▶ **What is being asked**: Scan the material below for the string "biography", and copy every line where it shows up.

Entries from a dataset:

<<<<

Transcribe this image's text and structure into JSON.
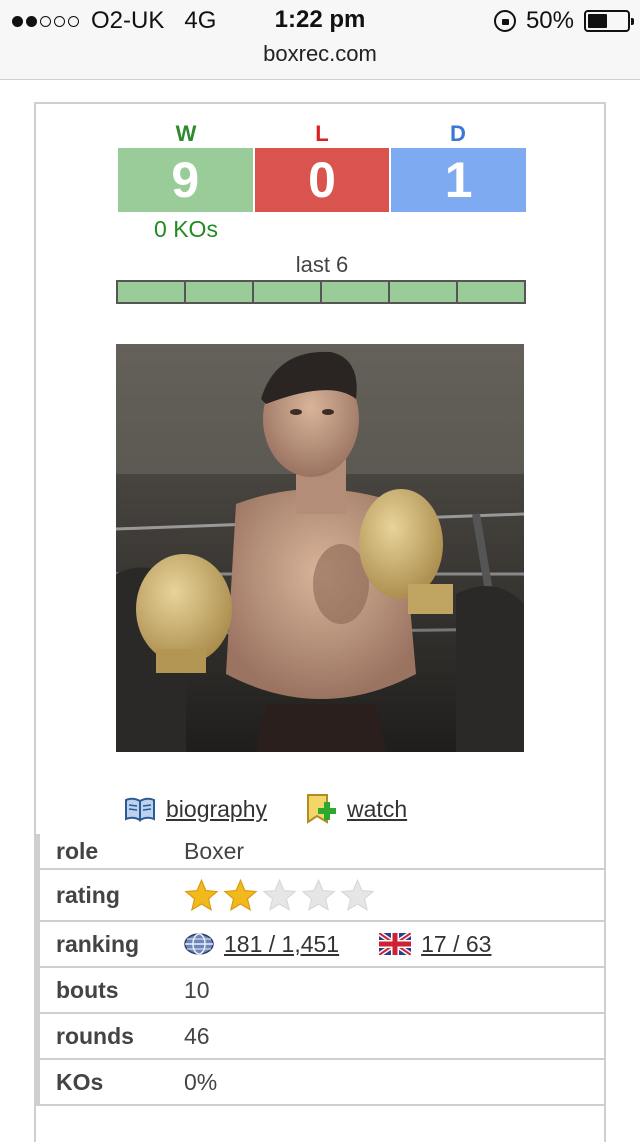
{
  "status_bar": {
    "signal_dots_filled": 2,
    "signal_dots_total": 5,
    "carrier": "O2-UK",
    "network": "4G",
    "time": "1:22 pm",
    "battery": "50%",
    "battery_level": 0.5
  },
  "browser": {
    "url": "boxrec.com"
  },
  "record": {
    "wins_label": "W",
    "losses_label": "L",
    "draws_label": "D",
    "wins": "9",
    "losses": "0",
    "draws": "1",
    "kos": "0 KOs",
    "colors": {
      "win": "#99cc99",
      "loss": "#d9534f",
      "draw": "#7eaaf2"
    }
  },
  "last6": {
    "label": "last 6",
    "results": [
      "win",
      "win",
      "win",
      "win",
      "win",
      "win"
    ]
  },
  "links": {
    "biography": "biography",
    "watch": "watch"
  },
  "icons": {
    "biography": "book-icon",
    "watch": "watchlist-add-icon",
    "world_rank": "globe-icon",
    "uk_rank": "uk-flag-icon"
  },
  "info": {
    "role_label": "role",
    "role": "Boxer",
    "rating_label": "rating",
    "rating_stars": 2,
    "rating_max": 5,
    "ranking_label": "ranking",
    "world_rank": "181 / 1,451",
    "uk_rank": "17 / 63",
    "bouts_label": "bouts",
    "bouts": "10",
    "rounds_label": "rounds",
    "rounds": "46",
    "kos_label": "KOs",
    "kos": "0%"
  }
}
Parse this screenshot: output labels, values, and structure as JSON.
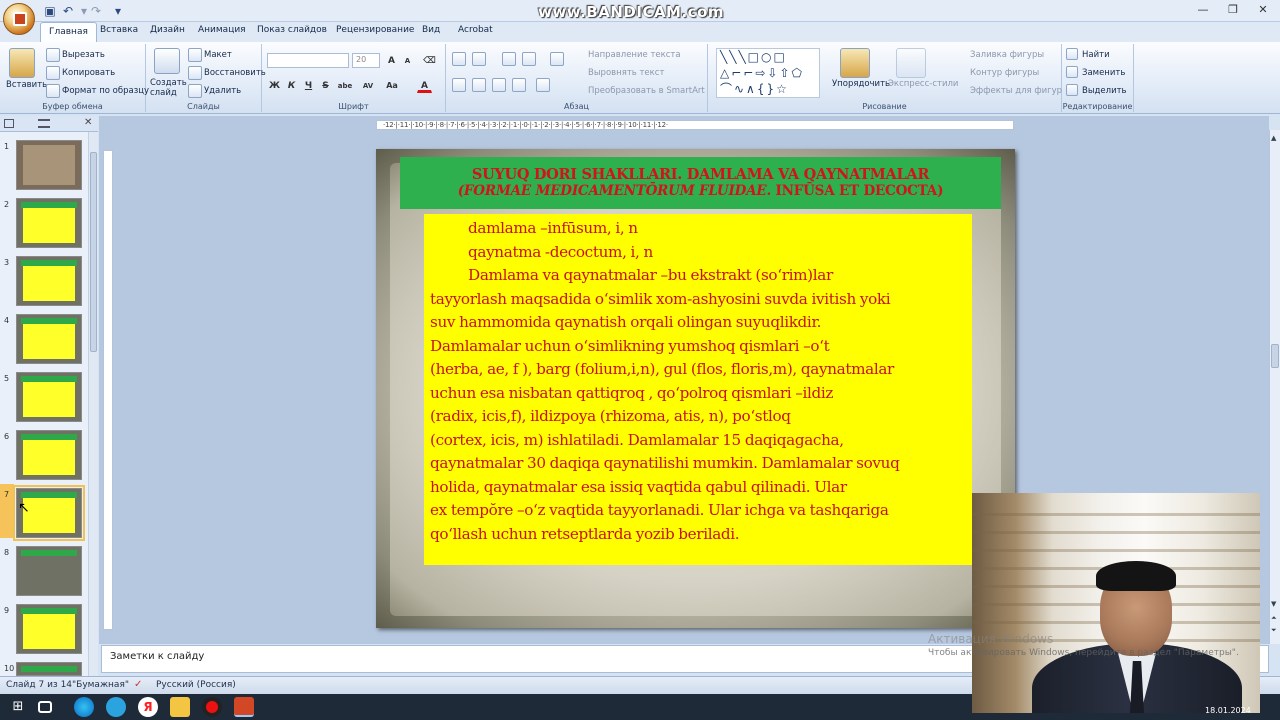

>>>>

▶ **The output**:
    "biography": "biography",
    "biography": "book-icon",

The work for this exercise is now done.